§ **YOUR INSTRUCTIONS**
Search the data below for "this"; list each line that holds it.

[Collected data entries]
*-*-*

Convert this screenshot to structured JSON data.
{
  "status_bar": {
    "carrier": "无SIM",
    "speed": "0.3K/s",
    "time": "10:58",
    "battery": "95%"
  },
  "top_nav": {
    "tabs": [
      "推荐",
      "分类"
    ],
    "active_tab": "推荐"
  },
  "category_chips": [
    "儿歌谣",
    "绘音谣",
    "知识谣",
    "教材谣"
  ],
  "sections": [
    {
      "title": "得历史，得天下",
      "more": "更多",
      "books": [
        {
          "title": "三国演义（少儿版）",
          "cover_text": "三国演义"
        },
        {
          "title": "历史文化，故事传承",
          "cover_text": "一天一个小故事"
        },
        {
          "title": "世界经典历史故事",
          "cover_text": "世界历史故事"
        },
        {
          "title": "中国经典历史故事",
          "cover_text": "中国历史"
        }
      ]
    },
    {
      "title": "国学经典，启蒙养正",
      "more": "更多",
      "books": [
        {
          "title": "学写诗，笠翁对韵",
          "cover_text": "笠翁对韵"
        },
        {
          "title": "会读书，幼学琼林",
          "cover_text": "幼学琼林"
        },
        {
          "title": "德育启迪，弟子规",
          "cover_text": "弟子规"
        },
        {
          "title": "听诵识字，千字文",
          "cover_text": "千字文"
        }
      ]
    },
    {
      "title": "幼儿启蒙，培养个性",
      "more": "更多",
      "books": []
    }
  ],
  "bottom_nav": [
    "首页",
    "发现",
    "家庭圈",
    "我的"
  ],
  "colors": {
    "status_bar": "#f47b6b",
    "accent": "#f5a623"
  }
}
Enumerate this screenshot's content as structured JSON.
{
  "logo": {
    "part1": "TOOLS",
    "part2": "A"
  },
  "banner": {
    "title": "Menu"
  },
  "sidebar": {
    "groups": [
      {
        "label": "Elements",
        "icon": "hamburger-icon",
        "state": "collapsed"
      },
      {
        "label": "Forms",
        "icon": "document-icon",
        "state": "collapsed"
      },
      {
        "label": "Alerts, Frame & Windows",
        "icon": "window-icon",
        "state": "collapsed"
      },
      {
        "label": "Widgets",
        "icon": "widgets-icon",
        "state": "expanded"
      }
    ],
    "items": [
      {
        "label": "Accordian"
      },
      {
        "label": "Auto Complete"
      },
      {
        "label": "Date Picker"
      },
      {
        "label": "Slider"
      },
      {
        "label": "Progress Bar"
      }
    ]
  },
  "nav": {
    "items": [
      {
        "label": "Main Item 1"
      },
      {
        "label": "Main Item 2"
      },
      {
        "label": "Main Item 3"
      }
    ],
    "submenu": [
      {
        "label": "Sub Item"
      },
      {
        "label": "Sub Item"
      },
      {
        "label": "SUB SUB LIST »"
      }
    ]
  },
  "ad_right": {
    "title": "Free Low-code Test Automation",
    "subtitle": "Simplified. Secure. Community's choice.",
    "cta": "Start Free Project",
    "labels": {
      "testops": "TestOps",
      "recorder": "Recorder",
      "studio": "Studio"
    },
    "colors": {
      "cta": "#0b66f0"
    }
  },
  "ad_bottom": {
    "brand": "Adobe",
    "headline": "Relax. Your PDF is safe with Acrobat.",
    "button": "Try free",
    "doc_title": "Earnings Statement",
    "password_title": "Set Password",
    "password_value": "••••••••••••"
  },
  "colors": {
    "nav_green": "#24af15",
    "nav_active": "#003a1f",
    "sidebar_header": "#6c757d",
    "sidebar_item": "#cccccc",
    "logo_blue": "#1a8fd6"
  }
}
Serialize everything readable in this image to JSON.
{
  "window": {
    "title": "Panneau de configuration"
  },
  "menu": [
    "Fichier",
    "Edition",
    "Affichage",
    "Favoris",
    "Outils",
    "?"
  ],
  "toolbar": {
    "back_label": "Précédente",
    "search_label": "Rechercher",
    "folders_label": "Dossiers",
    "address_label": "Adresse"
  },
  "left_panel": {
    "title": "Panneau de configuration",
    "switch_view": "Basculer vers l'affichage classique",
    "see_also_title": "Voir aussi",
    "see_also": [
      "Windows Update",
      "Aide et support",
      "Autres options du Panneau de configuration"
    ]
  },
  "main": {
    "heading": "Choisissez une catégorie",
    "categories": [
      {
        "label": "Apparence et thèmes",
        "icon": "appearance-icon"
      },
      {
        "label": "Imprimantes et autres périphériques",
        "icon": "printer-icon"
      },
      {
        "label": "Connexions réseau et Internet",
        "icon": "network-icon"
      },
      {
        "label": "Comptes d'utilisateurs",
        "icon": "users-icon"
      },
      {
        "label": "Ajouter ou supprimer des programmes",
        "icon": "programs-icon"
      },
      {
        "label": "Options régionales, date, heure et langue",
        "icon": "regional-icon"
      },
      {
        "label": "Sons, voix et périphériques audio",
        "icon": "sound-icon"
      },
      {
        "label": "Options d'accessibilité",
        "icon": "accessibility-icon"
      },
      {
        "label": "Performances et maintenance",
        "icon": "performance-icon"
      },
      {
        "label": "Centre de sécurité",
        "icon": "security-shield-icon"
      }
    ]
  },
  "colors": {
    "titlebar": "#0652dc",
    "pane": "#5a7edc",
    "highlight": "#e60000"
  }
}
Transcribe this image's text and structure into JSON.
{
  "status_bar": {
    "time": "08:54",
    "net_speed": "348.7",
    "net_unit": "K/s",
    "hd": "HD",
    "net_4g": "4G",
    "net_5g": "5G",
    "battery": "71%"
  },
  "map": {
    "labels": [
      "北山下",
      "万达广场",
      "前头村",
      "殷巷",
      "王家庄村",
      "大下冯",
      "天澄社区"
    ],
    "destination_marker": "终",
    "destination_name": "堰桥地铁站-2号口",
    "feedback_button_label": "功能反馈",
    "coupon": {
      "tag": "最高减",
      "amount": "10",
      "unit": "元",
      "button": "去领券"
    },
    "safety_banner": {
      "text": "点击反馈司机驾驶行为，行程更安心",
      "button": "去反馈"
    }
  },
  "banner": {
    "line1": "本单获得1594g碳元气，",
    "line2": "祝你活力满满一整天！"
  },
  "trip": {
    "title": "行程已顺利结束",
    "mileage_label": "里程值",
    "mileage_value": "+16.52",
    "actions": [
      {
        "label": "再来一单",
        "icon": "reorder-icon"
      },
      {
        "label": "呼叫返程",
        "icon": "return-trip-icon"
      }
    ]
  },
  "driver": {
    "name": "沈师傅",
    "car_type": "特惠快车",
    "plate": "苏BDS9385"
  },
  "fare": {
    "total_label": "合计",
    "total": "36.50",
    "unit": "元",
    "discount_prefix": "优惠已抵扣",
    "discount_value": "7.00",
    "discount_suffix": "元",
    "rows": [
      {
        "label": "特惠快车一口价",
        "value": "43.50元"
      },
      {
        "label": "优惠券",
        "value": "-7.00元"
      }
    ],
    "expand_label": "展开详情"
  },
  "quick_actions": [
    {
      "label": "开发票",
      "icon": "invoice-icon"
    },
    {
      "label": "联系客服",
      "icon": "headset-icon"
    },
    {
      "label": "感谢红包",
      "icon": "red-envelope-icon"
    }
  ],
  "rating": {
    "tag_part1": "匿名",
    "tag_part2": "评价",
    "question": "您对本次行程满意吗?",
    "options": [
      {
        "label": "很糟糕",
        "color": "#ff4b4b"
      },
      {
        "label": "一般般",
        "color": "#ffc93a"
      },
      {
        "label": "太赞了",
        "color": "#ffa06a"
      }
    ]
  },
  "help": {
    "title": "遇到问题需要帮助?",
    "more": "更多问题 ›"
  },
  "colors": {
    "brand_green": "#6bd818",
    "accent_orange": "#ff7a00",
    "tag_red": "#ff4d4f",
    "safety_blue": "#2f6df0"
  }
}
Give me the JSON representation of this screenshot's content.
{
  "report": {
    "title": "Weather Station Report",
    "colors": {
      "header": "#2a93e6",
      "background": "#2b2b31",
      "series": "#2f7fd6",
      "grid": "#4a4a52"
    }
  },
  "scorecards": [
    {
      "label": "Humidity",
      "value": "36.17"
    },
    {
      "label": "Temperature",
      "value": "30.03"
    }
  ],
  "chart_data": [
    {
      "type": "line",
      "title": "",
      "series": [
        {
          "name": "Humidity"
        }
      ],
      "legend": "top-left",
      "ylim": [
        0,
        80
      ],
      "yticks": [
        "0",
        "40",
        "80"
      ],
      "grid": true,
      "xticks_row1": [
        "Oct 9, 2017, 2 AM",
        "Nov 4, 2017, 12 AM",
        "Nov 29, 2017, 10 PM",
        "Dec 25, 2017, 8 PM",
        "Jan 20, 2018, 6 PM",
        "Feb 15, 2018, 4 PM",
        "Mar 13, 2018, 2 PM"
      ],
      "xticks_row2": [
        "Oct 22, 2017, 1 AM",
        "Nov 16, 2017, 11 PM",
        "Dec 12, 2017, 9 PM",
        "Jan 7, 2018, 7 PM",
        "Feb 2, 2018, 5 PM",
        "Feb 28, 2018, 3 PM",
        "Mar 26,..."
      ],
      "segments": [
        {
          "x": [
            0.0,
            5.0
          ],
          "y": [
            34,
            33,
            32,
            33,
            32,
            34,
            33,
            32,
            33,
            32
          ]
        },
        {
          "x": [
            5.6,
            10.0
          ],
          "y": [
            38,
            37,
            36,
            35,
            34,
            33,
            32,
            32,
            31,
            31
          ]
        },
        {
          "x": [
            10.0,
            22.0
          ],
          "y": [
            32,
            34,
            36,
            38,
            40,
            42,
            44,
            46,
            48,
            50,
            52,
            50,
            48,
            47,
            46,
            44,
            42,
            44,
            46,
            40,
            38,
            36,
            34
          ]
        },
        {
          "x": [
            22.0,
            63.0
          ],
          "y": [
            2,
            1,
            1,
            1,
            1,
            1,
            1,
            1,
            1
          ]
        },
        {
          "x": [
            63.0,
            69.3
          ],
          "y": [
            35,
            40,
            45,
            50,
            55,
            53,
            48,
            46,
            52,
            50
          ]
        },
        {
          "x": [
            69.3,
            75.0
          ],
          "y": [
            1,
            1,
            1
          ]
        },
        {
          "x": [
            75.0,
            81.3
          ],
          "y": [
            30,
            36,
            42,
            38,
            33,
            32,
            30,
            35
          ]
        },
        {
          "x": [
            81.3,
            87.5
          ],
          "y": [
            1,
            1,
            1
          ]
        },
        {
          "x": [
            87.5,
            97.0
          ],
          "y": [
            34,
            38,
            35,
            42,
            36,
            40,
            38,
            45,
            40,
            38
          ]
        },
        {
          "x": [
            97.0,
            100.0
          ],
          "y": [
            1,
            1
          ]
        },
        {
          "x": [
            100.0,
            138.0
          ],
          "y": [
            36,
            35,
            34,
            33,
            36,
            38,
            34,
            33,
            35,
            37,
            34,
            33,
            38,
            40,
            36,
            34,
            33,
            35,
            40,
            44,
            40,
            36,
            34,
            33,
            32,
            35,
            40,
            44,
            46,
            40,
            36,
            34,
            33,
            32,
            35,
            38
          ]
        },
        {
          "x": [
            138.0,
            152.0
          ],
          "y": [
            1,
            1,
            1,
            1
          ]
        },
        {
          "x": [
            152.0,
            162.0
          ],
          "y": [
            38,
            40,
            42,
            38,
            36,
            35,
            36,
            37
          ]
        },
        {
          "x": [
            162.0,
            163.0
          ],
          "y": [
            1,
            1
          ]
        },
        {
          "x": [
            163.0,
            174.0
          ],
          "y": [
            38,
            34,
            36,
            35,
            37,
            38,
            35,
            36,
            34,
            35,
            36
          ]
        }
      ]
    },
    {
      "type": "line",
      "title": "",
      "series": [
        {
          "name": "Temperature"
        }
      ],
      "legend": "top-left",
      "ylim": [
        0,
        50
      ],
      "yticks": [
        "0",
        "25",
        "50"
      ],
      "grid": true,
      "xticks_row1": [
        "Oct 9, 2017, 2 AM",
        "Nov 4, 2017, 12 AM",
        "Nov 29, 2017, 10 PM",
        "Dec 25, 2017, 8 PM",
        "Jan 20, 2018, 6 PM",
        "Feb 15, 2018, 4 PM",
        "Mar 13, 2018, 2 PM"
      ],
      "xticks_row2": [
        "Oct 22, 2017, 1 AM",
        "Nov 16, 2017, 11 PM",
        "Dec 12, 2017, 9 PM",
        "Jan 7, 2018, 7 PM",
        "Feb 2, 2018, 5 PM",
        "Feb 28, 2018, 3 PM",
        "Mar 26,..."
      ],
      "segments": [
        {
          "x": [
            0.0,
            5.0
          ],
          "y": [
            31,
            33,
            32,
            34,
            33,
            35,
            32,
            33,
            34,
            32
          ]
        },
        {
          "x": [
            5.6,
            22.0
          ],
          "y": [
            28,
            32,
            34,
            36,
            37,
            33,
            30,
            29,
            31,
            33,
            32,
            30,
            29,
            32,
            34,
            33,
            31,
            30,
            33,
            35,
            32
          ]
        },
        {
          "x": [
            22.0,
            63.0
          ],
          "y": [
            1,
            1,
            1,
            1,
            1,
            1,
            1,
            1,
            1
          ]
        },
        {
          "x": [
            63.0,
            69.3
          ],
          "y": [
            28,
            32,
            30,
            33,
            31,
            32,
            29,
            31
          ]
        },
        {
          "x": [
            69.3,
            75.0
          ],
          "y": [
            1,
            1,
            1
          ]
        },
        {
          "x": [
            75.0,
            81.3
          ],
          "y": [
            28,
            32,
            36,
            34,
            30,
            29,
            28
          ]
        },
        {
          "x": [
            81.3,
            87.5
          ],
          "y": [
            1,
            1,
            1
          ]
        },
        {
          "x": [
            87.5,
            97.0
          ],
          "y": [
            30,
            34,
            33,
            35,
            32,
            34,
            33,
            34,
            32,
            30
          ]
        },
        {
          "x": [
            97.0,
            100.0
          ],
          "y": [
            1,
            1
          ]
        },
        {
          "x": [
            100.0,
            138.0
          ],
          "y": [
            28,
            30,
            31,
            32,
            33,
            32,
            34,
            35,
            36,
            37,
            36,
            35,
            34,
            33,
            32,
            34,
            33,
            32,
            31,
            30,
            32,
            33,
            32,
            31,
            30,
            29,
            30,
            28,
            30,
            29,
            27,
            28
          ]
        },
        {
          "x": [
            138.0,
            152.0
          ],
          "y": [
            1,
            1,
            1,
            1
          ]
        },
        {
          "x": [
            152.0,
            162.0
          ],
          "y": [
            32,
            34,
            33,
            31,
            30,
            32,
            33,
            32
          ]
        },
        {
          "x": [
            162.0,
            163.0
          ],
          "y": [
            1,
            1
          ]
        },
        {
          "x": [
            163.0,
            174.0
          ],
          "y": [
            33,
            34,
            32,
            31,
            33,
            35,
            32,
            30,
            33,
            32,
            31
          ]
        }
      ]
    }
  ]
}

*-*-*

§ **THE RESULT**
Convert this screenshot to structured JSON data.
Enumerate this screenshot's content as structured JSON.
Serialize everything readable in this image to JSON.
Transcribe this image's text and structure into JSON.
Give me the JSON representation of this screenshot's content.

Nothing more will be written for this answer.